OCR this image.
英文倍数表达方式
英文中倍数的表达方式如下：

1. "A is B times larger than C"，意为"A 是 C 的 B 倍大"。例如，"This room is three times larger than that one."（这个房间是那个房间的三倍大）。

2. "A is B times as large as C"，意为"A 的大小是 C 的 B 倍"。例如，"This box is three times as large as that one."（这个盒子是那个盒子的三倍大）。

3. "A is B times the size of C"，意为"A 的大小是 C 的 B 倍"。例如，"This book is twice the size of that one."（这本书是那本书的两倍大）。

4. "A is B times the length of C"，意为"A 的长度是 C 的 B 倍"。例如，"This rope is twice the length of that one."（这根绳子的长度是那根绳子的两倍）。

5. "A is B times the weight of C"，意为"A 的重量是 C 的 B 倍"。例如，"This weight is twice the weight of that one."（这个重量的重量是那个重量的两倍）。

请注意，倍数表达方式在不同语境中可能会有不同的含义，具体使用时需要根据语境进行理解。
..............................
• **Work instructions**: The entries above should be repeated exactly, every one of them.

• **The output**:
OCR this image.
英文倍数表达方式
英文中倍数的表达方式如下：

1. "A is B times larger than C"，意为"A 是 C 的 B 倍大"。例如，"This room is three times larger than that one."（这个房间是那个房间的三倍大）。

2. "A is B times as large as C"，意为"A 的大小是 C 的 B 倍"。例如，"This box is three times as large as that one."（这个盒子是那个盒子的三倍大）。

3. "A is B times the size of C"，意为"A 的大小是 C 的 B 倍"。例如，"This book is twice the size of that one."（这本书是那本书的两倍大）。

4. "A is B times the length of C"，意为"A 的长度是 C 的 B 倍"。例如，"This rope is twice the length of that one."（这根绳子的长度是那根绳子的两倍）。

5. "A is B times the weight of C"，意为"A 的重量是 C 的 B 倍"。例如，"This weight is twice the weight of that one."（这个重量的重量是那个重量的两倍）。

请注意，倍数表达方式在不同语境中可能会有不同的含义，具体使用时需要根据语境进行理解。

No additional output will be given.